[Figure data in JSON]
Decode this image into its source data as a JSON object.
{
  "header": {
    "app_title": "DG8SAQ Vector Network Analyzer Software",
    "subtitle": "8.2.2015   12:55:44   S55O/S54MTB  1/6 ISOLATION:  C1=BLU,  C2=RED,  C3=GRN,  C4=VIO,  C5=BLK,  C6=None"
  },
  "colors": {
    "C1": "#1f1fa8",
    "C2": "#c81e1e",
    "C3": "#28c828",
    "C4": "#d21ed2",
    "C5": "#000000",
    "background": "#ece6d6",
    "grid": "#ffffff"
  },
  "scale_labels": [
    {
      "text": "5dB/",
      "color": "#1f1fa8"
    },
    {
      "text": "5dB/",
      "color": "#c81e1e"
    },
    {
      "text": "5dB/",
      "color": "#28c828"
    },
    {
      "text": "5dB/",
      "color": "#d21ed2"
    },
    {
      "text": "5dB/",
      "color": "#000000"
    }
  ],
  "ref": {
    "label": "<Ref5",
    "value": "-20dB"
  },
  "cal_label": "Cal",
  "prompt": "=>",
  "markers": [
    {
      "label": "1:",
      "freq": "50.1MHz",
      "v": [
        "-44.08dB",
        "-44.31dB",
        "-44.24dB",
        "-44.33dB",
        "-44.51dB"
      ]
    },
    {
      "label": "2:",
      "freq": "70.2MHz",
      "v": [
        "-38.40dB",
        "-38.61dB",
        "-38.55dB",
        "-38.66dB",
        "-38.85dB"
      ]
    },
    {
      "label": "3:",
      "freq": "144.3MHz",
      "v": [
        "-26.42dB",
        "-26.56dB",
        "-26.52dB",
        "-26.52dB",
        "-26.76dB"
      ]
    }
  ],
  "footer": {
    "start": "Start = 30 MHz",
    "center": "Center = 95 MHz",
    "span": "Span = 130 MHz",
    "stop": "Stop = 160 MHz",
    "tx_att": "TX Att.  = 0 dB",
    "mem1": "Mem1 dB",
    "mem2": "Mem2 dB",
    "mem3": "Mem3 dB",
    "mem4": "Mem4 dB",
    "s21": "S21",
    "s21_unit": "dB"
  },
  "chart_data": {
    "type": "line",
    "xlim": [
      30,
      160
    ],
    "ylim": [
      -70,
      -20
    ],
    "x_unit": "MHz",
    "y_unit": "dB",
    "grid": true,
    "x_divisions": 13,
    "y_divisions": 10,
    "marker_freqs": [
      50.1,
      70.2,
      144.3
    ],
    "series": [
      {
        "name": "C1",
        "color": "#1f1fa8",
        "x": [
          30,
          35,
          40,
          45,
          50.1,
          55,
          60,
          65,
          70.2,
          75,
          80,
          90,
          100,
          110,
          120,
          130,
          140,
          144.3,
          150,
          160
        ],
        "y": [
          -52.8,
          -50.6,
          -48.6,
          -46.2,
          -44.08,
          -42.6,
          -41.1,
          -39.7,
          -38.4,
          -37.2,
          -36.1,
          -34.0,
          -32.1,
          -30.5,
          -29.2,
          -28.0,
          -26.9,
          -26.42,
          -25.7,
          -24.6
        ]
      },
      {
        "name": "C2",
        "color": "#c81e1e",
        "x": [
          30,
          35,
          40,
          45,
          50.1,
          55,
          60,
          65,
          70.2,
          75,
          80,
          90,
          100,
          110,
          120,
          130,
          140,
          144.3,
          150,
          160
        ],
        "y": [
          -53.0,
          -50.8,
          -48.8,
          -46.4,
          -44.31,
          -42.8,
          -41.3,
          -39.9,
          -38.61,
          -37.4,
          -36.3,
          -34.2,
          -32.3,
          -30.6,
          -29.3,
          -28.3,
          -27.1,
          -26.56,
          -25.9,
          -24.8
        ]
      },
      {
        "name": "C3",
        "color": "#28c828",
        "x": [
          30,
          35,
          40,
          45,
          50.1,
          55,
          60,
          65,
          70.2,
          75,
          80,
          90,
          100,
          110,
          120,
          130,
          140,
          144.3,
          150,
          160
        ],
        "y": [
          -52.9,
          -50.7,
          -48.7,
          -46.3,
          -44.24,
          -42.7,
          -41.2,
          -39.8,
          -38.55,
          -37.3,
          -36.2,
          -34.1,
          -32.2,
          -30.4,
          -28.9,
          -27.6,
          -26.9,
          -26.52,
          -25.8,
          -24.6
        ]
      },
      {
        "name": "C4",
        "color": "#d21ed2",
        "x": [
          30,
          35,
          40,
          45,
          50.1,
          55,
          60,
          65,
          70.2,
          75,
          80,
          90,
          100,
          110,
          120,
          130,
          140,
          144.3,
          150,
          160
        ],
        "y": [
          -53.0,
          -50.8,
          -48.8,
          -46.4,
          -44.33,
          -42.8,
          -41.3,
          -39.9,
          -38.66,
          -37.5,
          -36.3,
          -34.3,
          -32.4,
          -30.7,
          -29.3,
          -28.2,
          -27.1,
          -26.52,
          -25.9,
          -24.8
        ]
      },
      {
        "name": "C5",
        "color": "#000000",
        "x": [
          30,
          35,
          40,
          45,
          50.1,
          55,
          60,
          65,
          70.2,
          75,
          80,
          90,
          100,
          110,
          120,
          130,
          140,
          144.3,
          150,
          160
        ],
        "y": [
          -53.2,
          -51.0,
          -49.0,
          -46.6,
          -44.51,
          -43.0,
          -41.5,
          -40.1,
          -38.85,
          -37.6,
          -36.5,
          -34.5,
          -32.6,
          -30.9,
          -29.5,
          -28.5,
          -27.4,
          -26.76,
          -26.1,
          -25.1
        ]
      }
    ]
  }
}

Given instruction: Extract, word for word, each line of the listing above.

Result:
Decode this image into its source data as a JSON object.
{
  "header": {
    "app_title": "DG8SAQ Vector Network Analyzer Software",
    "subtitle": "8.2.2015   12:55:44   S55O/S54MTB  1/6 ISOLATION:  C1=BLU,  C2=RED,  C3=GRN,  C4=VIO,  C5=BLK,  C6=None"
  },
  "colors": {
    "C1": "#1f1fa8",
    "C2": "#c81e1e",
    "C3": "#28c828",
    "C4": "#d21ed2",
    "C5": "#000000",
    "background": "#ece6d6",
    "grid": "#ffffff"
  },
  "scale_labels": [
    {
      "text": "5dB/",
      "color": "#1f1fa8"
    },
    {
      "text": "5dB/",
      "color": "#c81e1e"
    },
    {
      "text": "5dB/",
      "color": "#28c828"
    },
    {
      "text": "5dB/",
      "color": "#d21ed2"
    },
    {
      "text": "5dB/",
      "color": "#000000"
    }
  ],
  "ref": {
    "label": "<Ref5",
    "value": "-20dB"
  },
  "cal_label": "Cal",
  "prompt": "=>",
  "markers": [
    {
      "label": "1:",
      "freq": "50.1MHz",
      "v": [
        "-44.08dB",
        "-44.31dB",
        "-44.24dB",
        "-44.33dB",
        "-44.51dB"
      ]
    },
    {
      "label": "2:",
      "freq": "70.2MHz",
      "v": [
        "-38.40dB",
        "-38.61dB",
        "-38.55dB",
        "-38.66dB",
        "-38.85dB"
      ]
    },
    {
      "label": "3:",
      "freq": "144.3MHz",
      "v": [
        "-26.42dB",
        "-26.56dB",
        "-26.52dB",
        "-26.52dB",
        "-26.76dB"
      ]
    }
  ],
  "footer": {
    "start": "Start = 30 MHz",
    "center": "Center = 95 MHz",
    "span": "Span = 130 MHz",
    "stop": "Stop = 160 MHz",
    "tx_att": "TX Att.  = 0 dB",
    "mem1": "Mem1 dB",
    "mem2": "Mem2 dB",
    "mem3": "Mem3 dB",
    "mem4": "Mem4 dB",
    "s21": "S21",
    "s21_unit": "dB"
  },
  "chart_data": {
    "type": "line",
    "xlim": [
      30,
      160
    ],
    "ylim": [
      -70,
      -20
    ],
    "x_unit": "MHz",
    "y_unit": "dB",
    "grid": true,
    "x_divisions": 13,
    "y_divisions": 10,
    "marker_freqs": [
      50.1,
      70.2,
      144.3
    ],
    "series": [
      {
        "name": "C1",
        "color": "#1f1fa8",
        "x": [
          30,
          35,
          40,
          45,
          50.1,
          55,
          60,
          65,
          70.2,
          75,
          80,
          90,
          100,
          110,
          120,
          130,
          140,
          144.3,
          150,
          160
        ],
        "y": [
          -52.8,
          -50.6,
          -48.6,
          -46.2,
          -44.08,
          -42.6,
          -41.1,
          -39.7,
          -38.4,
          -37.2,
          -36.1,
          -34.0,
          -32.1,
          -30.5,
          -29.2,
          -28.0,
          -26.9,
          -26.42,
          -25.7,
          -24.6
        ]
      },
      {
        "name": "C2",
        "color": "#c81e1e",
        "x": [
          30,
          35,
          40,
          45,
          50.1,
          55,
          60,
          65,
          70.2,
          75,
          80,
          90,
          100,
          110,
          120,
          130,
          140,
          144.3,
          150,
          160
        ],
        "y": [
          -53.0,
          -50.8,
          -48.8,
          -46.4,
          -44.31,
          -42.8,
          -41.3,
          -39.9,
          -38.61,
          -37.4,
          -36.3,
          -34.2,
          -32.3,
          -30.6,
          -29.3,
          -28.3,
          -27.1,
          -26.56,
          -25.9,
          -24.8
        ]
      },
      {
        "name": "C3",
        "color": "#28c828",
        "x": [
          30,
          35,
          40,
          45,
          50.1,
          55,
          60,
          65,
          70.2,
          75,
          80,
          90,
          100,
          110,
          120,
          130,
          140,
          144.3,
          150,
          160
        ],
        "y": [
          -52.9,
          -50.7,
          -48.7,
          -46.3,
          -44.24,
          -42.7,
          -41.2,
          -39.8,
          -38.55,
          -37.3,
          -36.2,
          -34.1,
          -32.2,
          -30.4,
          -28.9,
          -27.6,
          -26.9,
          -26.52,
          -25.8,
          -24.6
        ]
      },
      {
        "name": "C4",
        "color": "#d21ed2",
        "x": [
          30,
          35,
          40,
          45,
          50.1,
          55,
          60,
          65,
          70.2,
          75,
          80,
          90,
          100,
          110,
          120,
          130,
          140,
          144.3,
          150,
          160
        ],
        "y": [
          -53.0,
          -50.8,
          -48.8,
          -46.4,
          -44.33,
          -42.8,
          -41.3,
          -39.9,
          -38.66,
          -37.5,
          -36.3,
          -34.3,
          -32.4,
          -30.7,
          -29.3,
          -28.2,
          -27.1,
          -26.52,
          -25.9,
          -24.8
        ]
      },
      {
        "name": "C5",
        "color": "#000000",
        "x": [
          30,
          35,
          40,
          45,
          50.1,
          55,
          60,
          65,
          70.2,
          75,
          80,
          90,
          100,
          110,
          120,
          130,
          140,
          144.3,
          150,
          160
        ],
        "y": [
          -53.2,
          -51.0,
          -49.0,
          -46.6,
          -44.51,
          -43.0,
          -41.5,
          -40.1,
          -38.85,
          -37.6,
          -36.5,
          -34.5,
          -32.6,
          -30.9,
          -29.5,
          -28.5,
          -27.4,
          -26.76,
          -26.1,
          -25.1
        ]
      }
    ]
  }
}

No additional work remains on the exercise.